GIVEN EXERCISE =
Skip the pictures. Repeat everything else in the records word for word.

SUPPLIED DATA =
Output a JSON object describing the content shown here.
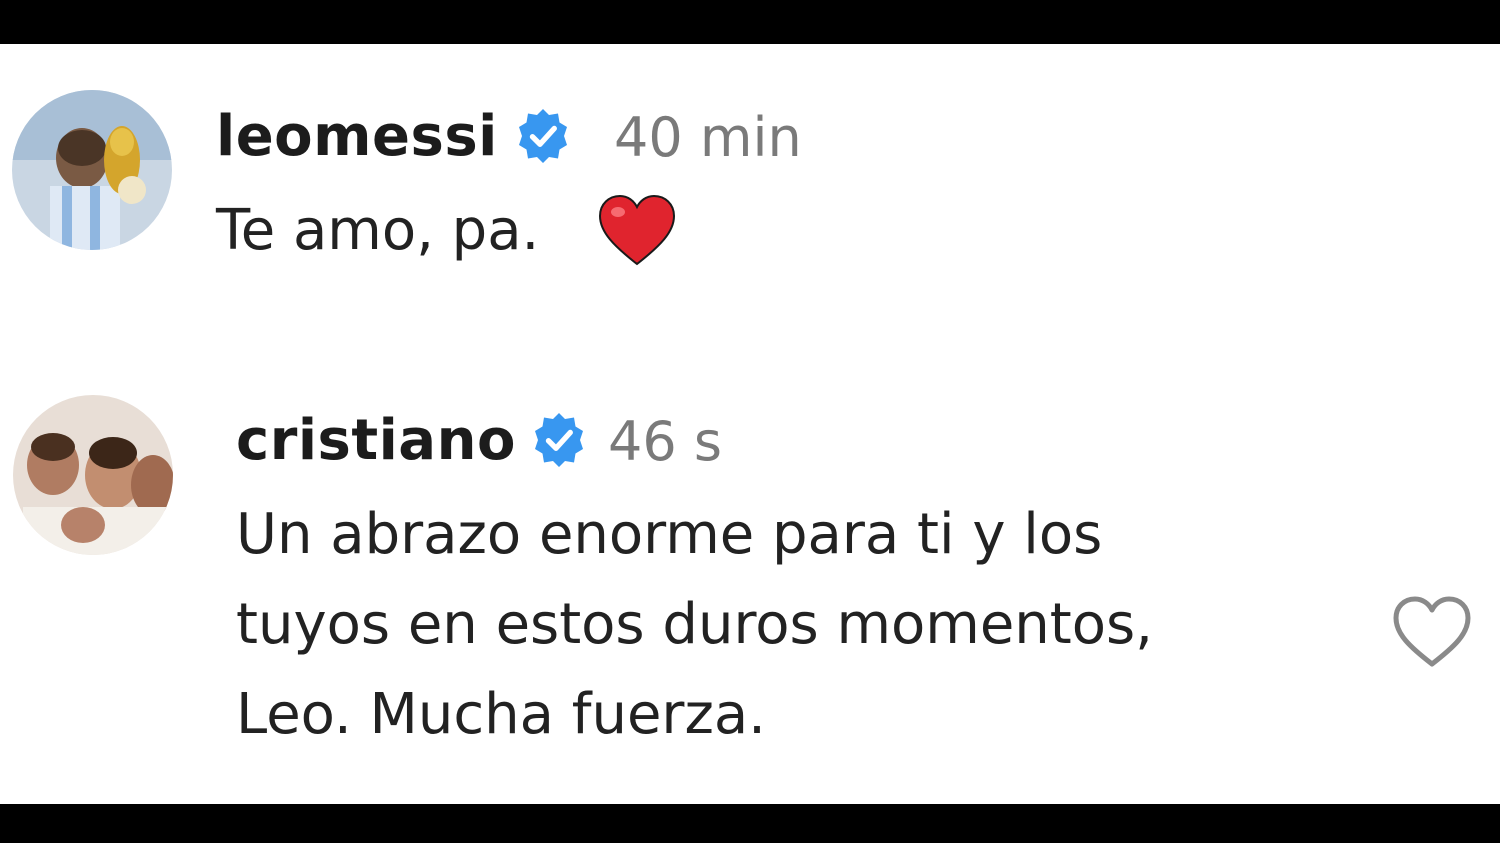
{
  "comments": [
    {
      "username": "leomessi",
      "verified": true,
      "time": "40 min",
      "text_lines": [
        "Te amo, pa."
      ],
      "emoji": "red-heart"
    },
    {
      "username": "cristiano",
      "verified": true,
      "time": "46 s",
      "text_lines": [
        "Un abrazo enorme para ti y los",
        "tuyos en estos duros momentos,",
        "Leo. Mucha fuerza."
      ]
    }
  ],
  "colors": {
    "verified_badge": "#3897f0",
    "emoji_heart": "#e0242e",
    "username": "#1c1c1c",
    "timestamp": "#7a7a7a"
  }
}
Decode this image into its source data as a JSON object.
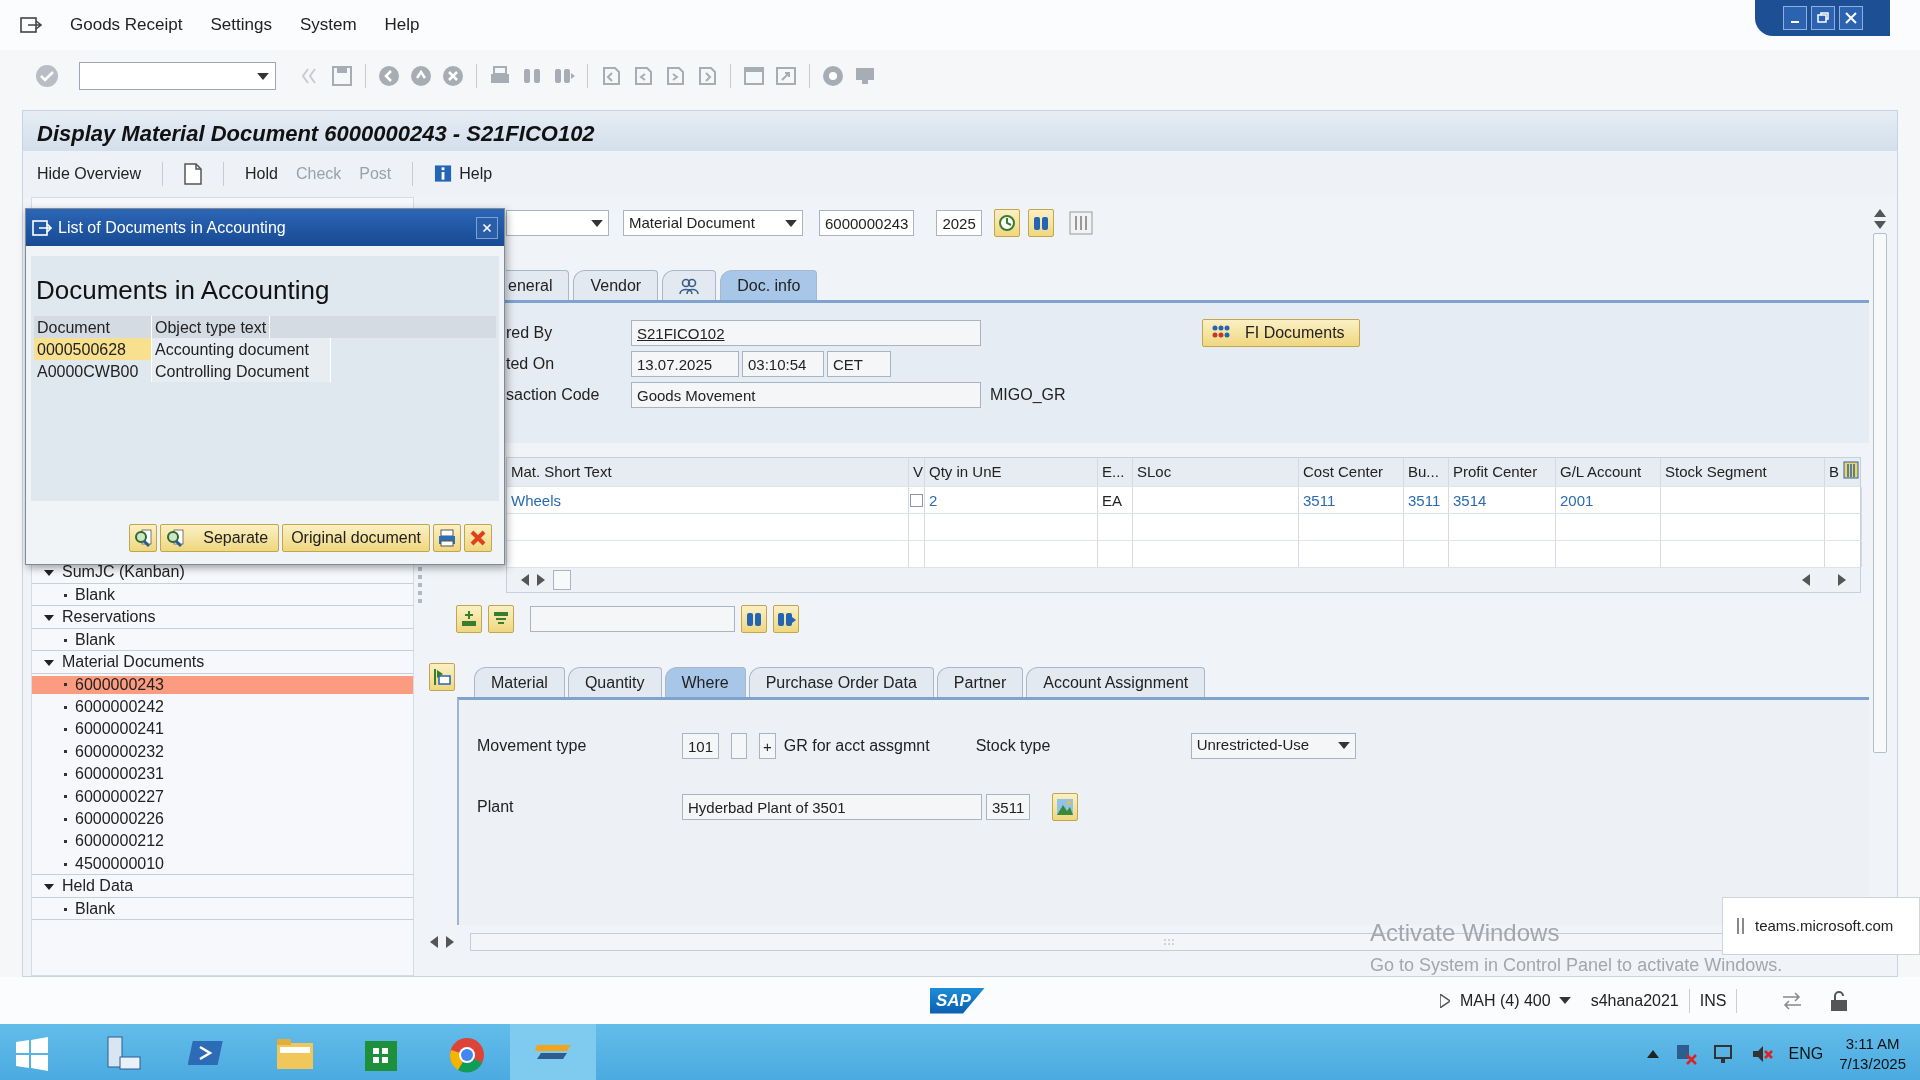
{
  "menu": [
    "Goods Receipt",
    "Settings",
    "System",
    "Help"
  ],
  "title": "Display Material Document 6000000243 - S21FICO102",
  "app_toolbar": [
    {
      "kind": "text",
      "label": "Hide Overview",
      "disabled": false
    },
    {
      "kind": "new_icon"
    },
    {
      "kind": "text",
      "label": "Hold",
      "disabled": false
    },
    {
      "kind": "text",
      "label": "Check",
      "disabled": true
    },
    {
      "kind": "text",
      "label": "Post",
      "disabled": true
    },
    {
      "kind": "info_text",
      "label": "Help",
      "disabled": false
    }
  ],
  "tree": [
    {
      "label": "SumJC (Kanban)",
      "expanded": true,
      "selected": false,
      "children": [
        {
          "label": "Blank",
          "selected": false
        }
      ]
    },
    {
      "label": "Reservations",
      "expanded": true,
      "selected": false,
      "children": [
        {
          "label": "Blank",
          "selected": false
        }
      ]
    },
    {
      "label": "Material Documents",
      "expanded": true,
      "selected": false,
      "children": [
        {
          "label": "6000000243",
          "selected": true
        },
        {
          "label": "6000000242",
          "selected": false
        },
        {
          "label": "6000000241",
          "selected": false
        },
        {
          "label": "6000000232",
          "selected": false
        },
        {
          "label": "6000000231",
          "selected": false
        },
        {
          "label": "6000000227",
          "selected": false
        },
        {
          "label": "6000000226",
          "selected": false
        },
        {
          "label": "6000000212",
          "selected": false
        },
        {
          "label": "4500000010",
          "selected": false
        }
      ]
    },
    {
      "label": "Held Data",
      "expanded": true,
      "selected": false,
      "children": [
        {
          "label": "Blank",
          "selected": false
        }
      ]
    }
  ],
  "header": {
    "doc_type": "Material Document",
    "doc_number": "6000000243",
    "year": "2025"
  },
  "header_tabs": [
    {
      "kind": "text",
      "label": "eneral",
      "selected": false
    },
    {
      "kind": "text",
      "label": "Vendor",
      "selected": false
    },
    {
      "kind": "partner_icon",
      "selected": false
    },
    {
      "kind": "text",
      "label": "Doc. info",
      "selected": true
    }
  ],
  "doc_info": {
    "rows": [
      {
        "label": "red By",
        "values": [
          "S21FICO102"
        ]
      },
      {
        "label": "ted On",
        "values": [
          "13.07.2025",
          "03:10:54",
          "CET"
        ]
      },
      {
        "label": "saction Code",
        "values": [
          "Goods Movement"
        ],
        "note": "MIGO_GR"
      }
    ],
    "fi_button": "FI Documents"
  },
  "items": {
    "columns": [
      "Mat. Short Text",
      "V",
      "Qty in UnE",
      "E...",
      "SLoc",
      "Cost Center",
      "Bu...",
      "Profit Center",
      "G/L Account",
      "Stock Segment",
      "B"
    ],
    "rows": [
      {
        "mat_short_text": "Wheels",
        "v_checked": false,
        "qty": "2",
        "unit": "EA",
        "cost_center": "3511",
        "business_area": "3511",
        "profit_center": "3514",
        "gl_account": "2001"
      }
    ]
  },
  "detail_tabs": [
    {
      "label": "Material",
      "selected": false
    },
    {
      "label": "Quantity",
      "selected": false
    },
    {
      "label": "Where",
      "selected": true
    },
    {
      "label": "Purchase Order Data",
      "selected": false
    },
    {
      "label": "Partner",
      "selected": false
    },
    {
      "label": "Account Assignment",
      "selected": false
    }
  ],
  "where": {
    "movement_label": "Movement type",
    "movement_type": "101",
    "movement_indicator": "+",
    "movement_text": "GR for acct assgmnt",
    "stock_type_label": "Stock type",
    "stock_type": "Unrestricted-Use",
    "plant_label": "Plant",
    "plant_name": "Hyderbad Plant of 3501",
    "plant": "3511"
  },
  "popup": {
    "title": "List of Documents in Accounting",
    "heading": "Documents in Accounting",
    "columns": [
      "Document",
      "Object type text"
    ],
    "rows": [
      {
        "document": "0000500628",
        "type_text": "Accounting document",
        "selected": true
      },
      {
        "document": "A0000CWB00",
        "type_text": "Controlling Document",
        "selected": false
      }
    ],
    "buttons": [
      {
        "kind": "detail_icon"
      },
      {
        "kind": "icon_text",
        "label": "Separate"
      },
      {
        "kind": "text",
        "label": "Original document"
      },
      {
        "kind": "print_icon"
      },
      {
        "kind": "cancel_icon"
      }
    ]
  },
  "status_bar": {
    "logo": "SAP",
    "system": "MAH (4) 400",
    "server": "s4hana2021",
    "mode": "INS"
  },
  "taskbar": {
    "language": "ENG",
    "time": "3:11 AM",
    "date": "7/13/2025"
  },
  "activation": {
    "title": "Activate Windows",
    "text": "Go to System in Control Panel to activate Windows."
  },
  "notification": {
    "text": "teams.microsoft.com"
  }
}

WORKED ANSWER =
Output a JSON object describing the content shown here.
{
  "comments": [
    {
      "username": "leomessi",
      "verified": true,
      "time": "40 min",
      "text_lines": [
        "Te amo, pa."
      ],
      "emoji": "red-heart"
    },
    {
      "username": "cristiano",
      "verified": true,
      "time": "46 s",
      "text_lines": [
        "Un abrazo enorme para ti y los",
        "tuyos en estos duros momentos,",
        "Leo. Mucha fuerza."
      ]
    }
  ],
  "colors": {
    "verified_badge": "#3897f0",
    "emoji_heart": "#e0242e",
    "username": "#1c1c1c",
    "timestamp": "#7a7a7a"
  }
}
Decode this image into its source data as a JSON object.
{
  "menu": [
    "Goods Receipt",
    "Settings",
    "System",
    "Help"
  ],
  "title": "Display Material Document 6000000243 - S21FICO102",
  "app_toolbar": [
    {
      "kind": "text",
      "label": "Hide Overview",
      "disabled": false
    },
    {
      "kind": "new_icon"
    },
    {
      "kind": "text",
      "label": "Hold",
      "disabled": false
    },
    {
      "kind": "text",
      "label": "Check",
      "disabled": true
    },
    {
      "kind": "text",
      "label": "Post",
      "disabled": true
    },
    {
      "kind": "info_text",
      "label": "Help",
      "disabled": false
    }
  ],
  "tree": [
    {
      "label": "SumJC (Kanban)",
      "expanded": true,
      "selected": false,
      "children": [
        {
          "label": "Blank",
          "selected": false
        }
      ]
    },
    {
      "label": "Reservations",
      "expanded": true,
      "selected": false,
      "children": [
        {
          "label": "Blank",
          "selected": false
        }
      ]
    },
    {
      "label": "Material Documents",
      "expanded": true,
      "selected": false,
      "children": [
        {
          "label": "6000000243",
          "selected": true
        },
        {
          "label": "6000000242",
          "selected": false
        },
        {
          "label": "6000000241",
          "selected": false
        },
        {
          "label": "6000000232",
          "selected": false
        },
        {
          "label": "6000000231",
          "selected": false
        },
        {
          "label": "6000000227",
          "selected": false
        },
        {
          "label": "6000000226",
          "selected": false
        },
        {
          "label": "6000000212",
          "selected": false
        },
        {
          "label": "4500000010",
          "selected": false
        }
      ]
    },
    {
      "label": "Held Data",
      "expanded": true,
      "selected": false,
      "children": [
        {
          "label": "Blank",
          "selected": false
        }
      ]
    }
  ],
  "header": {
    "doc_type": "Material Document",
    "doc_number": "6000000243",
    "year": "2025"
  },
  "header_tabs": [
    {
      "kind": "text",
      "label": "eneral",
      "selected": false
    },
    {
      "kind": "text",
      "label": "Vendor",
      "selected": false
    },
    {
      "kind": "partner_icon",
      "selected": false
    },
    {
      "kind": "text",
      "label": "Doc. info",
      "selected": true
    }
  ],
  "doc_info": {
    "rows": [
      {
        "label": "red By",
        "values": [
          "S21FICO102"
        ]
      },
      {
        "label": "ted On",
        "values": [
          "13.07.2025",
          "03:10:54",
          "CET"
        ]
      },
      {
        "label": "saction Code",
        "values": [
          "Goods Movement"
        ],
        "note": "MIGO_GR"
      }
    ],
    "fi_button": "FI Documents"
  },
  "items": {
    "columns": [
      "Mat. Short Text",
      "V",
      "Qty in UnE",
      "E...",
      "SLoc",
      "Cost Center",
      "Bu...",
      "Profit Center",
      "G/L Account",
      "Stock Segment",
      "B"
    ],
    "rows": [
      {
        "mat_short_text": "Wheels",
        "v_checked": false,
        "qty": "2",
        "unit": "EA",
        "cost_center": "3511",
        "business_area": "3511",
        "profit_center": "3514",
        "gl_account": "2001"
      }
    ]
  },
  "detail_tabs": [
    {
      "label": "Material",
      "selected": false
    },
    {
      "label": "Quantity",
      "selected": false
    },
    {
      "label": "Where",
      "selected": true
    },
    {
      "label": "Purchase Order Data",
      "selected": false
    },
    {
      "label": "Partner",
      "selected": false
    },
    {
      "label": "Account Assignment",
      "selected": false
    }
  ],
  "where": {
    "movement_label": "Movement type",
    "movement_type": "101",
    "movement_indicator": "+",
    "movement_text": "GR for acct assgmnt",
    "stock_type_label": "Stock type",
    "stock_type": "Unrestricted-Use",
    "plant_label": "Plant",
    "plant_name": "Hyderbad Plant of 3501",
    "plant": "3511"
  },
  "popup": {
    "title": "List of Documents in Accounting",
    "heading": "Documents in Accounting",
    "columns": [
      "Document",
      "Object type text"
    ],
    "rows": [
      {
        "document": "0000500628",
        "type_text": "Accounting document",
        "selected": true
      },
      {
        "document": "A0000CWB00",
        "type_text": "Controlling Document",
        "selected": false
      }
    ],
    "buttons": [
      {
        "kind": "detail_icon"
      },
      {
        "kind": "icon_text",
        "label": "Separate"
      },
      {
        "kind": "text",
        "label": "Original document"
      },
      {
        "kind": "print_icon"
      },
      {
        "kind": "cancel_icon"
      }
    ]
  },
  "status_bar": {
    "logo": "SAP",
    "system": "MAH (4) 400",
    "server": "s4hana2021",
    "mode": "INS"
  },
  "taskbar": {
    "language": "ENG",
    "time": "3:11 AM",
    "date": "7/13/2025"
  },
  "activation": {
    "title": "Activate Windows",
    "text": "Go to System in Control Panel to activate Windows."
  },
  "notification": {
    "text": "teams.microsoft.com"
  }
}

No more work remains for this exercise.